:: Listed entries ::
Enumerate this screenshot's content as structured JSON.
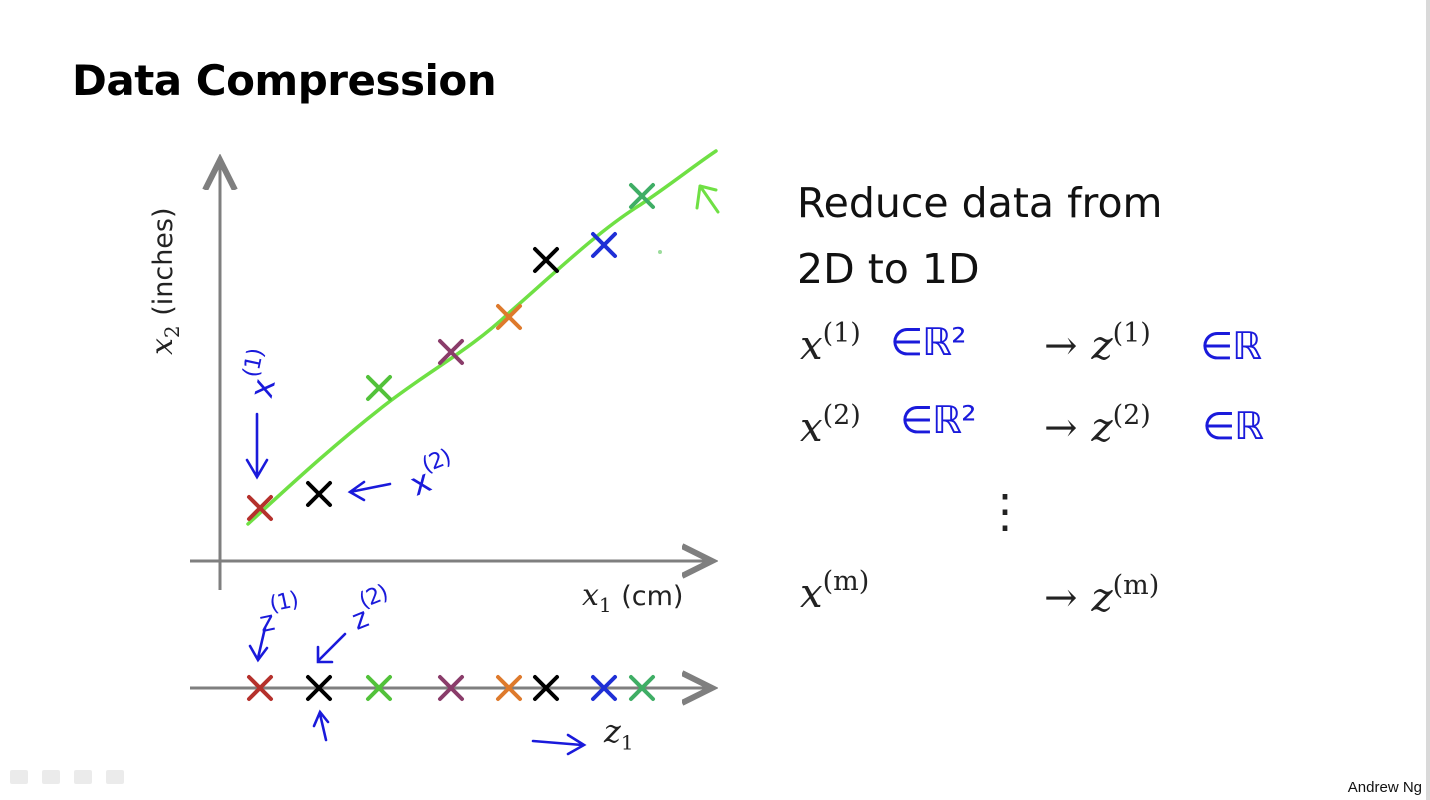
{
  "slide": {
    "title": "Data Compression",
    "heading_line1": "Reduce data from",
    "heading_line2": "2D to 1D",
    "footer": "Andrew Ng"
  },
  "plot": {
    "ylabel_var": "x",
    "ylabel_sub": "2",
    "ylabel_unit": "(inches)",
    "xlabel_var": "x",
    "xlabel_sub": "1",
    "xlabel_unit": "(cm)",
    "annotations": {
      "x1": "x",
      "x1_sup": "(1)",
      "x2": "x",
      "x2_sup": "(2)",
      "z1": "z",
      "z1_sup": "(1)",
      "z2": "z",
      "z2_sup": "(2)"
    },
    "line_axis_var": "z",
    "line_axis_sub": "1"
  },
  "mappings": [
    {
      "x": "x",
      "sup": "(1)",
      "space": "∈ℝ²",
      "z": "z",
      "zsup": "(1)",
      "zspace": "∈ℝ"
    },
    {
      "x": "x",
      "sup": "(2)",
      "space": "∈ℝ²",
      "z": "z",
      "zsup": "(2)",
      "zspace": "∈ℝ"
    },
    {
      "x": "x",
      "sup": "(m)",
      "space": "",
      "z": "z",
      "zsup": "(m)",
      "zspace": ""
    }
  ],
  "arrow_symbol": "→",
  "ellipsis": "⋮",
  "chart_data": {
    "type": "scatter",
    "xlabel": "x1 (cm)",
    "ylabel": "x2 (inches)",
    "points_2d": [
      {
        "color": "#b5312c"
      },
      {
        "color": "#000000"
      },
      {
        "color": "#52c23a"
      },
      {
        "color": "#8a3c6a"
      },
      {
        "color": "#de7a2c"
      },
      {
        "color": "#000000"
      },
      {
        "color": "#1f2fd6"
      },
      {
        "color": "#3fae65"
      }
    ],
    "projection_line_color": "#6fe044"
  }
}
:::
Can you restate all the records above word for word while dropping the pictures?

* Correct result
Enumerate this screenshot's content as structured JSON.
{
  "slide": {
    "title": "Data Compression",
    "heading_line1": "Reduce data from",
    "heading_line2": "2D to 1D",
    "footer": "Andrew Ng"
  },
  "plot": {
    "ylabel_var": "x",
    "ylabel_sub": "2",
    "ylabel_unit": "(inches)",
    "xlabel_var": "x",
    "xlabel_sub": "1",
    "xlabel_unit": "(cm)",
    "annotations": {
      "x1": "x",
      "x1_sup": "(1)",
      "x2": "x",
      "x2_sup": "(2)",
      "z1": "z",
      "z1_sup": "(1)",
      "z2": "z",
      "z2_sup": "(2)"
    },
    "line_axis_var": "z",
    "line_axis_sub": "1"
  },
  "mappings": [
    {
      "x": "x",
      "sup": "(1)",
      "space": "∈ℝ²",
      "z": "z",
      "zsup": "(1)",
      "zspace": "∈ℝ"
    },
    {
      "x": "x",
      "sup": "(2)",
      "space": "∈ℝ²",
      "z": "z",
      "zsup": "(2)",
      "zspace": "∈ℝ"
    },
    {
      "x": "x",
      "sup": "(m)",
      "space": "",
      "z": "z",
      "zsup": "(m)",
      "zspace": ""
    }
  ],
  "arrow_symbol": "→",
  "ellipsis": "⋮",
  "chart_data": {
    "type": "scatter",
    "xlabel": "x1 (cm)",
    "ylabel": "x2 (inches)",
    "points_2d": [
      {
        "color": "#b5312c"
      },
      {
        "color": "#000000"
      },
      {
        "color": "#52c23a"
      },
      {
        "color": "#8a3c6a"
      },
      {
        "color": "#de7a2c"
      },
      {
        "color": "#000000"
      },
      {
        "color": "#1f2fd6"
      },
      {
        "color": "#3fae65"
      }
    ],
    "projection_line_color": "#6fe044"
  }
}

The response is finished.